Lo stato emergenziale dovuto al Covid-19 offre, d’altra parte, la grande occasione di rilancio a Vincenzo De Luca, abilissimo come sempre a fiutare gli umori popolari ed a costruzione una narrazione – più che un’azione – ad essi ispirata. Nel giro di una settima lo “sceriffo” passa dai maxi concorsi regionali svolti con la partecipazione di migliaia di candidati, e dal richiamo a quei sindaci che chiudono le scuole, a paladino intransigente del blocco. La paura monta e De Luca sa come cavalcarla. In breve insieme al veneto Zaia De Luca si ritrova in prima fila a bacchettare un governo balbettante ed incerto, annunciando misure draconiane con i soliti toni istrionici. Una sapiente campagna di comunicazione fa il resto.
Intanto il centrodestra si avviluppa in un dibattito surreale, condito con un vuoto spinto di proposte. Fino ad arrivare al ripescaggio di Caldoro come candidato presidente. Settimane regalate a De Luca che, intanto, lavora senza sosta per costruire una coalizione capace di inglobare da sinistra al centro moderato praticamente tutti. Inclusi numerosi esponenti di destra e centrodestra, allettati dalla possibilità di una facile vittoria elettorale. Trasformismo? Senza dubbio. Ma anche segno del deserto che c’è nell’altro campo. Il paragone con la tornata elettorale del 2015 è semplicemente impietoso: cinque anni fa De Luca si assicura la vittoria con il 41,1%, mentre Caldoro si attesta al 38,3%, oggi il governatore viene incoronato dal 69,4% dei campani, il suo sfidante di centrodestra resta inchiodato al 17,9%.

Dati per la comprensione di documenti

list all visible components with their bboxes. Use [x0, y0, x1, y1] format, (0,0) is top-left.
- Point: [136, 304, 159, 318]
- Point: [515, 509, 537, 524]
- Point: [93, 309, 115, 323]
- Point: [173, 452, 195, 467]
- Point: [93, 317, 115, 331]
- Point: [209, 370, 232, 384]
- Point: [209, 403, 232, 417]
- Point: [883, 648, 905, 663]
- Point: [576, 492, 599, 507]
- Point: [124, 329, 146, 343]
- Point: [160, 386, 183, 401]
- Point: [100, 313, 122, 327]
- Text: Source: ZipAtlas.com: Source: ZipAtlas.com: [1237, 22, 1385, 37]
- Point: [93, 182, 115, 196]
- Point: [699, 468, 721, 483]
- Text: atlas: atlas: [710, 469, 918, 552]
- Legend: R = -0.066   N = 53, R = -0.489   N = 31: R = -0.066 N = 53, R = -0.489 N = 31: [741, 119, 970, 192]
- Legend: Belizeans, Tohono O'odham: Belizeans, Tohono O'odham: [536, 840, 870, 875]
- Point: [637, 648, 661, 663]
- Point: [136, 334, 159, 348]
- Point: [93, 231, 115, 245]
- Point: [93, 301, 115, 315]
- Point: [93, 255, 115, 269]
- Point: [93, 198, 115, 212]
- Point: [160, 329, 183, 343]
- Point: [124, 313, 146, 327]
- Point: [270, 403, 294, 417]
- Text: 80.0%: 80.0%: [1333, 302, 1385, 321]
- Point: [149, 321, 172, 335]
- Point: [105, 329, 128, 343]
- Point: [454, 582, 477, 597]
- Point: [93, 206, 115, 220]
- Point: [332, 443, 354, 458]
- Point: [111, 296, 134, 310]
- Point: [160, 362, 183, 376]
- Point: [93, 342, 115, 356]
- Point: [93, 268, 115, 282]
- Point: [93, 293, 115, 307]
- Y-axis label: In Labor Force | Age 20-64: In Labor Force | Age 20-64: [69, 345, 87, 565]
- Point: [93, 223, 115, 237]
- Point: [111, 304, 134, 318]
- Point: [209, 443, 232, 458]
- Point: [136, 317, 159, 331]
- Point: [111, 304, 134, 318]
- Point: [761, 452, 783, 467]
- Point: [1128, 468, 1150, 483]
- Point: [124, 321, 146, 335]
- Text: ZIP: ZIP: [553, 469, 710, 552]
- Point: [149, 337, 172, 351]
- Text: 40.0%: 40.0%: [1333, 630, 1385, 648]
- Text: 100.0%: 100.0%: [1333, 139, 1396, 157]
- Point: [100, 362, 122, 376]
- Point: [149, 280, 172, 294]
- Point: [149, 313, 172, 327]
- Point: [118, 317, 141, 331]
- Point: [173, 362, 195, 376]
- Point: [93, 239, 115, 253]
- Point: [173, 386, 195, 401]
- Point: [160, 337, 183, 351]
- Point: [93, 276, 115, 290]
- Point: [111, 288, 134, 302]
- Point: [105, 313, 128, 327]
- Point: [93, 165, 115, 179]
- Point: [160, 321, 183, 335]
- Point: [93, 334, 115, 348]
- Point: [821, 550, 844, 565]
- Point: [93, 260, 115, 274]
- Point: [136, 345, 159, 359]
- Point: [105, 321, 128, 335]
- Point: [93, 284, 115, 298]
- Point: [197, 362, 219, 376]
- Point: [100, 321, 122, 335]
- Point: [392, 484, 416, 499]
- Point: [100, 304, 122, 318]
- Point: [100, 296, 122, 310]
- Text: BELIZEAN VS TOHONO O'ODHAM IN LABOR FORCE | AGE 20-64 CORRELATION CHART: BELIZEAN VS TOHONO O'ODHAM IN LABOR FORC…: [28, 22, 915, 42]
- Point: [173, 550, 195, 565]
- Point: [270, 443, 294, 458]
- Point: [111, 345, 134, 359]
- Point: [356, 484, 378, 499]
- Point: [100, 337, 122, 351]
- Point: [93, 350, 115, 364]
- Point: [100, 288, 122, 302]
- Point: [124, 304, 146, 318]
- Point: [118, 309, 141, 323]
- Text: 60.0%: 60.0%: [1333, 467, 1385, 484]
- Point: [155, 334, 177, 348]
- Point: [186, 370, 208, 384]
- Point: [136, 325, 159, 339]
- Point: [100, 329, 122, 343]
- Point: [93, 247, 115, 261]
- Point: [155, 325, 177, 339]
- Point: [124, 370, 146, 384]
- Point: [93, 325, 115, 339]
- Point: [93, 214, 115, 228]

*Istruzioni di lavoro*
Prosegui il brano sulla vittoria di De Luca alle elezioni in Campania, riprendendo subito dopo la sua ultima frase.

*La tua risposta*
Le cause della Waterloo del centrodestra sono numerose, il balletto sul nome del candidato governatore è solo la più evidente. Conta l’assenza sul territorio – e la difficoltà a trovare candidati per le liste ne è indice preciso -, la mancata volontà della Lega di selezionare una classe dirigente locale (Salvini continua a preferire commissari made in Padania per il partito campano), l’arroccamento di una classe dirigente – o quel che ne resta – incapace di intessere un dialogo con le parti vive della società campana. L’idea, poi, che il consenso possa costruirsi con un post o un tweet è purtroppo fenomeno non solo campano.
Perdono fascino ed attrattività anche i pentastellati. Dopo aver tentato invano di costruire un’intesa con il Pd – sponsorizzata soprattutto dai parlamentari campani – chiedendo la testa di De Luca e proponendo la candidatura del ministro Costa, i grillini si sono dovuti rassegnare alla corsa solitaria. In campo nuovamente Valeria Ciarambino – in pratica si è riproposta la terna di candidati del 2015, con buona pace dell’invocato rinnovamento -, ma questa volta la Campania è tutt’altro che una roccaforte “gialla”: la candidata pentastellata si ferma al 10%, il 7,5% in meno rispetto a cinque anni fa.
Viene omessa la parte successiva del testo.